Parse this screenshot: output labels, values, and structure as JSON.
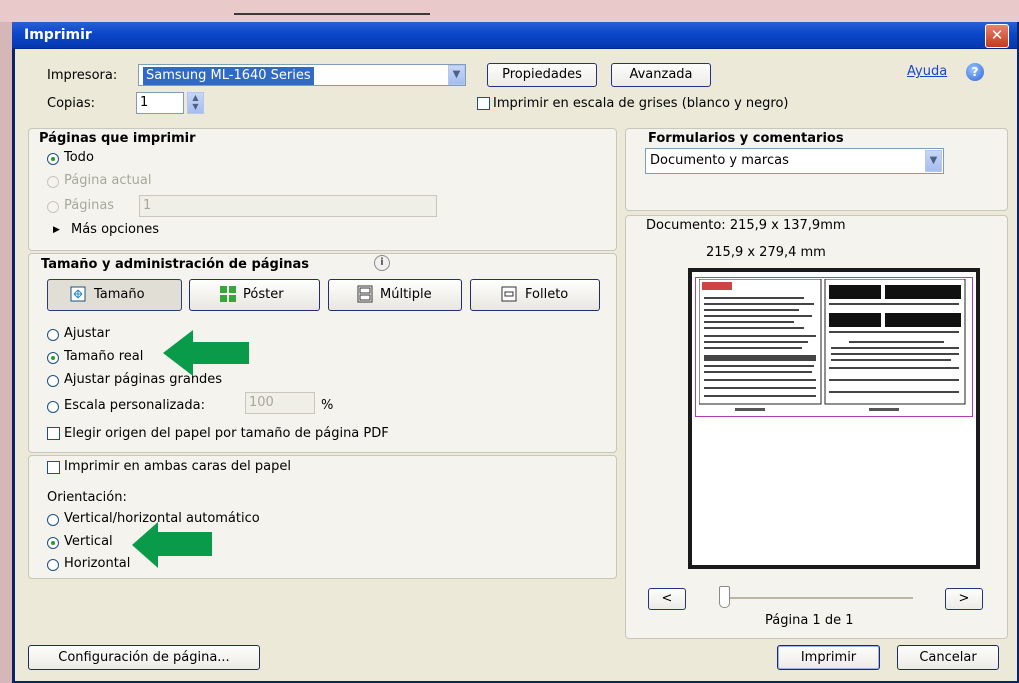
{
  "window": {
    "title": "Imprimir",
    "close_label": "✕"
  },
  "printer": {
    "label": "Impresora:",
    "selected": "Samsung ML-1640 Series",
    "properties_label": "Propiedades",
    "advanced_label": "Avanzada",
    "help_label": "Ayuda",
    "help_icon": "?"
  },
  "copies": {
    "label": "Copias:",
    "value": "1",
    "grayscale_label": "Imprimir en escala de grises (blanco y negro)",
    "grayscale_checked": false
  },
  "pages_to_print": {
    "title": "Páginas que imprimir",
    "options": [
      {
        "label": "Todo",
        "selected": true,
        "enabled": true
      },
      {
        "label": "Página actual",
        "selected": false,
        "enabled": false
      },
      {
        "label": "Páginas",
        "selected": false,
        "enabled": false
      }
    ],
    "pages_value": "1",
    "more_options_label": "Más opciones"
  },
  "page_sizing": {
    "title": "Tamaño y administración de páginas",
    "info_icon": "i",
    "tabs": [
      {
        "label": "Tamaño",
        "active": true
      },
      {
        "label": "Póster",
        "active": false
      },
      {
        "label": "Múltiple",
        "active": false
      },
      {
        "label": "Folleto",
        "active": false
      }
    ],
    "options": [
      {
        "label": "Ajustar",
        "selected": false
      },
      {
        "label": "Tamaño real",
        "selected": true
      },
      {
        "label": "Ajustar páginas grandes",
        "selected": false
      },
      {
        "label": "Escala personalizada:",
        "selected": false
      }
    ],
    "scale_value": "100",
    "scale_unit": "%",
    "paper_source_label": "Elegir origen del papel por tamaño de página PDF",
    "paper_source_checked": false
  },
  "duplex": {
    "label": "Imprimir en ambas caras del papel",
    "checked": false
  },
  "orientation": {
    "title": "Orientación:",
    "options": [
      {
        "label": "Vertical/horizontal automático",
        "selected": false
      },
      {
        "label": "Vertical",
        "selected": true
      },
      {
        "label": "Horizontal",
        "selected": false
      }
    ]
  },
  "comments": {
    "title": "Formularios y comentarios",
    "selected": "Documento y marcas"
  },
  "preview": {
    "document_size": "Documento: 215,9 x 137,9mm",
    "paper_size": "215,9 x 279,4 mm",
    "prev_label": "<",
    "next_label": ">",
    "page_indicator": "Página 1 de 1"
  },
  "footer": {
    "page_setup_label": "Configuración de página...",
    "print_label": "Imprimir",
    "cancel_label": "Cancelar"
  },
  "colors": {
    "title_bar": "#0a47c9",
    "dialog_bg": "#ece9d8",
    "annotation_arrow": "#0a9b4a"
  }
}
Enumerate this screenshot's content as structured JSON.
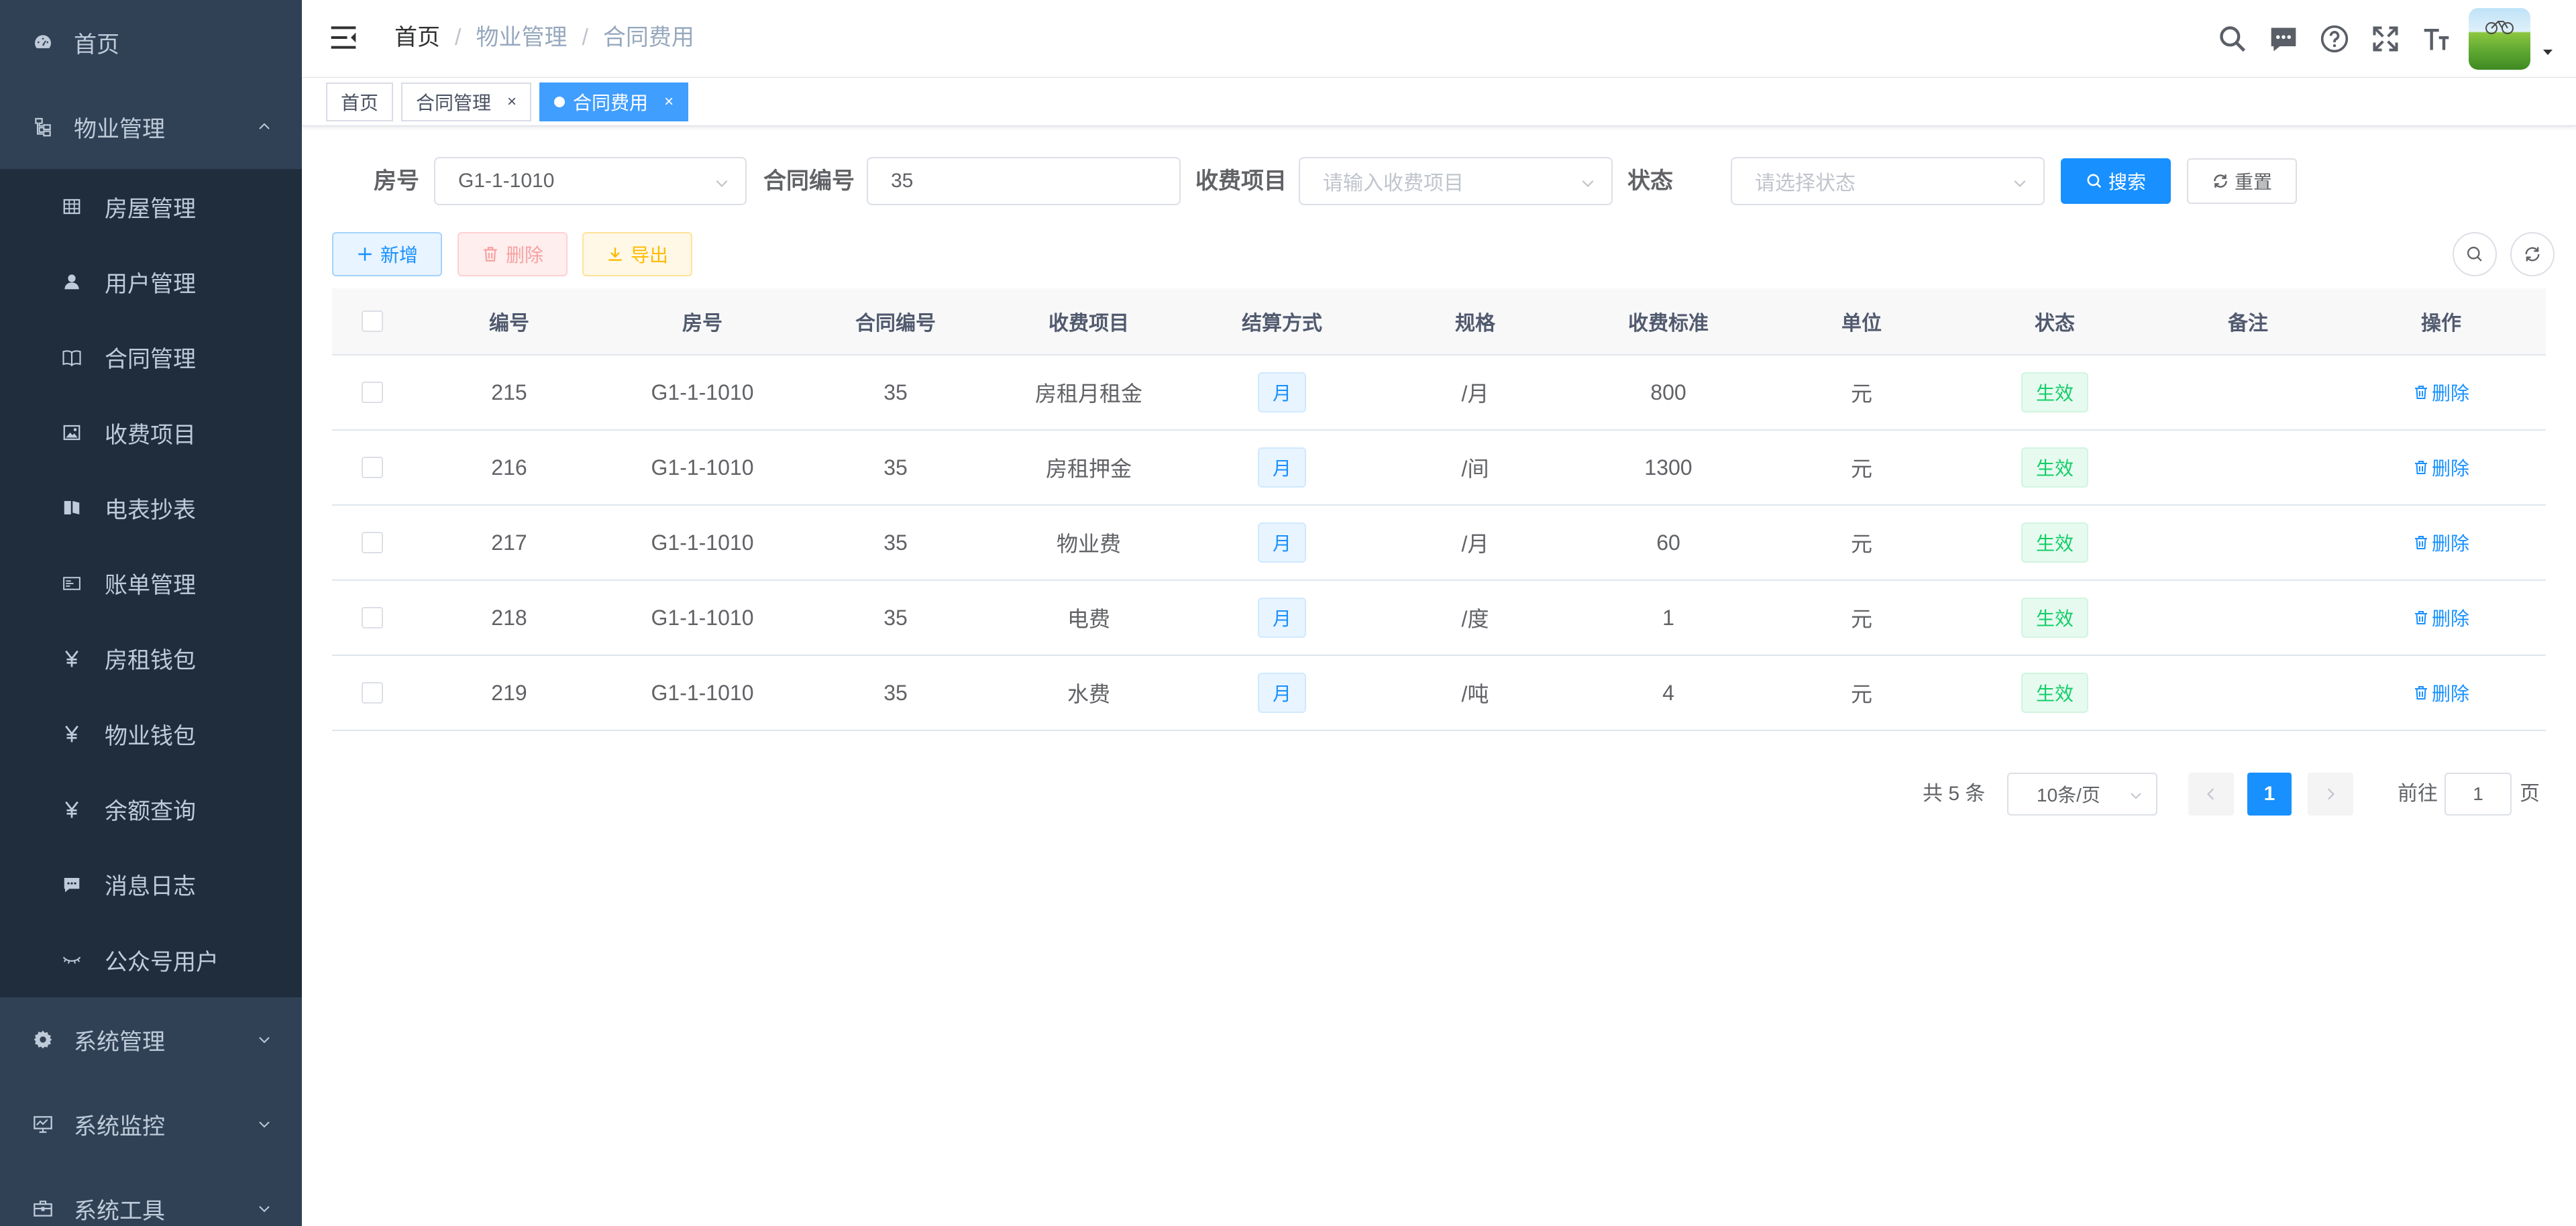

--*--

## Exercise
Every entry must be reproduced exactly, with the images left out.

## Result of the task
Parse this screenshot: output labels, values, and structure as JSON.
{
  "window": {
    "title": "Imprimir",
    "close_label": "✕"
  },
  "printer": {
    "label": "Impresora:",
    "selected": "Samsung ML-1640 Series",
    "properties_label": "Propiedades",
    "advanced_label": "Avanzada",
    "help_label": "Ayuda",
    "help_icon": "?"
  },
  "copies": {
    "label": "Copias:",
    "value": "1",
    "grayscale_label": "Imprimir en escala de grises (blanco y negro)",
    "grayscale_checked": false
  },
  "pages_to_print": {
    "title": "Páginas que imprimir",
    "options": [
      {
        "label": "Todo",
        "selected": true,
        "enabled": true
      },
      {
        "label": "Página actual",
        "selected": false,
        "enabled": false
      },
      {
        "label": "Páginas",
        "selected": false,
        "enabled": false
      }
    ],
    "pages_value": "1",
    "more_options_label": "Más opciones"
  },
  "page_sizing": {
    "title": "Tamaño y administración de páginas",
    "info_icon": "i",
    "tabs": [
      {
        "label": "Tamaño",
        "active": true
      },
      {
        "label": "Póster",
        "active": false
      },
      {
        "label": "Múltiple",
        "active": false
      },
      {
        "label": "Folleto",
        "active": false
      }
    ],
    "options": [
      {
        "label": "Ajustar",
        "selected": false
      },
      {
        "label": "Tamaño real",
        "selected": true
      },
      {
        "label": "Ajustar páginas grandes",
        "selected": false
      },
      {
        "label": "Escala personalizada:",
        "selected": false
      }
    ],
    "scale_value": "100",
    "scale_unit": "%",
    "paper_source_label": "Elegir origen del papel por tamaño de página PDF",
    "paper_source_checked": false
  },
  "duplex": {
    "label": "Imprimir en ambas caras del papel",
    "checked": false
  },
  "orientation": {
    "title": "Orientación:",
    "options": [
      {
        "label": "Vertical/horizontal automático",
        "selected": false
      },
      {
        "label": "Vertical",
        "selected": true
      },
      {
        "label": "Horizontal",
        "selected": false
      }
    ]
  },
  "comments": {
    "title": "Formularios y comentarios",
    "selected": "Documento y marcas"
  },
  "preview": {
    "document_size": "Documento: 215,9 x 137,9mm",
    "paper_size": "215,9 x 279,4 mm",
    "prev_label": "<",
    "next_label": ">",
    "page_indicator": "Página 1 de 1"
  },
  "footer": {
    "page_setup_label": "Configuración de página...",
    "print_label": "Imprimir",
    "cancel_label": "Cancelar"
  },
  "colors": {
    "title_bar": "#0a47c9",
    "dialog_bg": "#ece9d8",
    "annotation_arrow": "#0a9b4a"
  }
}
Enumerate this screenshot's content as structured JSON.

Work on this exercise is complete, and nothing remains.